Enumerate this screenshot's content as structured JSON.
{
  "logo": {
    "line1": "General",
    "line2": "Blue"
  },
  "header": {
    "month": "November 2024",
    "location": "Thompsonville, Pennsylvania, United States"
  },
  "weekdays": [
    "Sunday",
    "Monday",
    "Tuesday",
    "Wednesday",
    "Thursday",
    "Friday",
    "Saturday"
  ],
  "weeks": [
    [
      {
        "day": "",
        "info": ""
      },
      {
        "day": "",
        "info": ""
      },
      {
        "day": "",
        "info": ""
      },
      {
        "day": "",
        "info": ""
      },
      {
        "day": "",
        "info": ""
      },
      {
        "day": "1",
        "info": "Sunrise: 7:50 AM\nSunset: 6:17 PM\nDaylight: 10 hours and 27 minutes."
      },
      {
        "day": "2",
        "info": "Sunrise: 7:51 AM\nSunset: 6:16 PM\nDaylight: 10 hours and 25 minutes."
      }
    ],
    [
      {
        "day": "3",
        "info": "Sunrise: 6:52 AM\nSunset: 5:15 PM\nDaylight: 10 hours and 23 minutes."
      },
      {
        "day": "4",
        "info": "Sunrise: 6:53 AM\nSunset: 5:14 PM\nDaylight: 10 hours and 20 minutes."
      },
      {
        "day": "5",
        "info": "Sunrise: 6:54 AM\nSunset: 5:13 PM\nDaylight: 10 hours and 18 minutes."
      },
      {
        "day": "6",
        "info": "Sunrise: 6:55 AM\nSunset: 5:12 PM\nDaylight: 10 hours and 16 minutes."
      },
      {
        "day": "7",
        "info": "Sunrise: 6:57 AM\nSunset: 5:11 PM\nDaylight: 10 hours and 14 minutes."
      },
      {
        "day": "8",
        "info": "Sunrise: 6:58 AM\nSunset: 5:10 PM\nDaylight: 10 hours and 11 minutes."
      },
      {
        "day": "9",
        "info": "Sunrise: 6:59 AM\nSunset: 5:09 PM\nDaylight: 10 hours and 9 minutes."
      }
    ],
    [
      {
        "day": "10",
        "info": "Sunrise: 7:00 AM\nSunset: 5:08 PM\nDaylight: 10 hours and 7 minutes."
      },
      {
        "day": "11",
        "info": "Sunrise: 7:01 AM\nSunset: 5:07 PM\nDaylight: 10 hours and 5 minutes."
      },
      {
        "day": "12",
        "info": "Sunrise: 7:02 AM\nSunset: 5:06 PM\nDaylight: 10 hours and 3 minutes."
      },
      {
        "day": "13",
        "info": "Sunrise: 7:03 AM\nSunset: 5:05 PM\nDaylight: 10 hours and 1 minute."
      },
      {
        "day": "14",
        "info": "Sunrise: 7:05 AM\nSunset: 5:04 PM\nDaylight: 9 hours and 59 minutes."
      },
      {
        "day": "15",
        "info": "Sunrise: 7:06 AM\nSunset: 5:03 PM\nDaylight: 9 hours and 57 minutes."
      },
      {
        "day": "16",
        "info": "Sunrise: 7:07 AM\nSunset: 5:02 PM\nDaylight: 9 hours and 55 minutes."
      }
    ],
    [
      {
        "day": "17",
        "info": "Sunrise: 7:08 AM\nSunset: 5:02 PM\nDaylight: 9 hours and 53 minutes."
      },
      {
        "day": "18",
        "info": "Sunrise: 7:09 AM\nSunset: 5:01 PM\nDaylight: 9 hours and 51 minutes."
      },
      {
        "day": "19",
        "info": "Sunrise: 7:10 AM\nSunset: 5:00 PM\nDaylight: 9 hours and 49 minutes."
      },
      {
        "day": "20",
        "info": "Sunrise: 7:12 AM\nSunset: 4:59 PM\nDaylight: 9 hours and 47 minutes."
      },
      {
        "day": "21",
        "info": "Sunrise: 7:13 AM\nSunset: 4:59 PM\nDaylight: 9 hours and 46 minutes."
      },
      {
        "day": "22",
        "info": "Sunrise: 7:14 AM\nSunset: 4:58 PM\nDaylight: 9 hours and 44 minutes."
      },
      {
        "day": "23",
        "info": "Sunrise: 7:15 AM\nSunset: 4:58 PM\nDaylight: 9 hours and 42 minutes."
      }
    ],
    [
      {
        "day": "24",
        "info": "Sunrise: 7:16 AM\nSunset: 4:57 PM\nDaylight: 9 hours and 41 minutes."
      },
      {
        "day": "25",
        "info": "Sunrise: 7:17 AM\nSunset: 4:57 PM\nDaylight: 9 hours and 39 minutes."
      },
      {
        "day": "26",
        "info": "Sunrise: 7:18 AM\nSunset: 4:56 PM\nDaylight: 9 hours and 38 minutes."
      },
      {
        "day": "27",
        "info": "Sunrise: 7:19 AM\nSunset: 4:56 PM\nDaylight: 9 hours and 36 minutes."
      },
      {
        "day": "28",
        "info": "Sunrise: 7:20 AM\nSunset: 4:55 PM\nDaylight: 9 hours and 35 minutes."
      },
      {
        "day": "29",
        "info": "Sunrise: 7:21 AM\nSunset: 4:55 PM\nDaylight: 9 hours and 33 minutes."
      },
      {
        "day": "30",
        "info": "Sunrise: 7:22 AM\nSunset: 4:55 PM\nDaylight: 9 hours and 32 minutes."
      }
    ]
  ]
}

Aim:
Transcribe all of the lines in the records precisely.

Problem solution:
Enumerate this screenshot's content as structured JSON.
{
  "logo": {
    "line1": "General",
    "line2": "Blue"
  },
  "header": {
    "month": "November 2024",
    "location": "Thompsonville, Pennsylvania, United States"
  },
  "weekdays": [
    "Sunday",
    "Monday",
    "Tuesday",
    "Wednesday",
    "Thursday",
    "Friday",
    "Saturday"
  ],
  "weeks": [
    [
      {
        "day": "",
        "info": ""
      },
      {
        "day": "",
        "info": ""
      },
      {
        "day": "",
        "info": ""
      },
      {
        "day": "",
        "info": ""
      },
      {
        "day": "",
        "info": ""
      },
      {
        "day": "1",
        "info": "Sunrise: 7:50 AM\nSunset: 6:17 PM\nDaylight: 10 hours and 27 minutes."
      },
      {
        "day": "2",
        "info": "Sunrise: 7:51 AM\nSunset: 6:16 PM\nDaylight: 10 hours and 25 minutes."
      }
    ],
    [
      {
        "day": "3",
        "info": "Sunrise: 6:52 AM\nSunset: 5:15 PM\nDaylight: 10 hours and 23 minutes."
      },
      {
        "day": "4",
        "info": "Sunrise: 6:53 AM\nSunset: 5:14 PM\nDaylight: 10 hours and 20 minutes."
      },
      {
        "day": "5",
        "info": "Sunrise: 6:54 AM\nSunset: 5:13 PM\nDaylight: 10 hours and 18 minutes."
      },
      {
        "day": "6",
        "info": "Sunrise: 6:55 AM\nSunset: 5:12 PM\nDaylight: 10 hours and 16 minutes."
      },
      {
        "day": "7",
        "info": "Sunrise: 6:57 AM\nSunset: 5:11 PM\nDaylight: 10 hours and 14 minutes."
      },
      {
        "day": "8",
        "info": "Sunrise: 6:58 AM\nSunset: 5:10 PM\nDaylight: 10 hours and 11 minutes."
      },
      {
        "day": "9",
        "info": "Sunrise: 6:59 AM\nSunset: 5:09 PM\nDaylight: 10 hours and 9 minutes."
      }
    ],
    [
      {
        "day": "10",
        "info": "Sunrise: 7:00 AM\nSunset: 5:08 PM\nDaylight: 10 hours and 7 minutes."
      },
      {
        "day": "11",
        "info": "Sunrise: 7:01 AM\nSunset: 5:07 PM\nDaylight: 10 hours and 5 minutes."
      },
      {
        "day": "12",
        "info": "Sunrise: 7:02 AM\nSunset: 5:06 PM\nDaylight: 10 hours and 3 minutes."
      },
      {
        "day": "13",
        "info": "Sunrise: 7:03 AM\nSunset: 5:05 PM\nDaylight: 10 hours and 1 minute."
      },
      {
        "day": "14",
        "info": "Sunrise: 7:05 AM\nSunset: 5:04 PM\nDaylight: 9 hours and 59 minutes."
      },
      {
        "day": "15",
        "info": "Sunrise: 7:06 AM\nSunset: 5:03 PM\nDaylight: 9 hours and 57 minutes."
      },
      {
        "day": "16",
        "info": "Sunrise: 7:07 AM\nSunset: 5:02 PM\nDaylight: 9 hours and 55 minutes."
      }
    ],
    [
      {
        "day": "17",
        "info": "Sunrise: 7:08 AM\nSunset: 5:02 PM\nDaylight: 9 hours and 53 minutes."
      },
      {
        "day": "18",
        "info": "Sunrise: 7:09 AM\nSunset: 5:01 PM\nDaylight: 9 hours and 51 minutes."
      },
      {
        "day": "19",
        "info": "Sunrise: 7:10 AM\nSunset: 5:00 PM\nDaylight: 9 hours and 49 minutes."
      },
      {
        "day": "20",
        "info": "Sunrise: 7:12 AM\nSunset: 4:59 PM\nDaylight: 9 hours and 47 minutes."
      },
      {
        "day": "21",
        "info": "Sunrise: 7:13 AM\nSunset: 4:59 PM\nDaylight: 9 hours and 46 minutes."
      },
      {
        "day": "22",
        "info": "Sunrise: 7:14 AM\nSunset: 4:58 PM\nDaylight: 9 hours and 44 minutes."
      },
      {
        "day": "23",
        "info": "Sunrise: 7:15 AM\nSunset: 4:58 PM\nDaylight: 9 hours and 42 minutes."
      }
    ],
    [
      {
        "day": "24",
        "info": "Sunrise: 7:16 AM\nSunset: 4:57 PM\nDaylight: 9 hours and 41 minutes."
      },
      {
        "day": "25",
        "info": "Sunrise: 7:17 AM\nSunset: 4:57 PM\nDaylight: 9 hours and 39 minutes."
      },
      {
        "day": "26",
        "info": "Sunrise: 7:18 AM\nSunset: 4:56 PM\nDaylight: 9 hours and 38 minutes."
      },
      {
        "day": "27",
        "info": "Sunrise: 7:19 AM\nSunset: 4:56 PM\nDaylight: 9 hours and 36 minutes."
      },
      {
        "day": "28",
        "info": "Sunrise: 7:20 AM\nSunset: 4:55 PM\nDaylight: 9 hours and 35 minutes."
      },
      {
        "day": "29",
        "info": "Sunrise: 7:21 AM\nSunset: 4:55 PM\nDaylight: 9 hours and 33 minutes."
      },
      {
        "day": "30",
        "info": "Sunrise: 7:22 AM\nSunset: 4:55 PM\nDaylight: 9 hours and 32 minutes."
      }
    ]
  ]
}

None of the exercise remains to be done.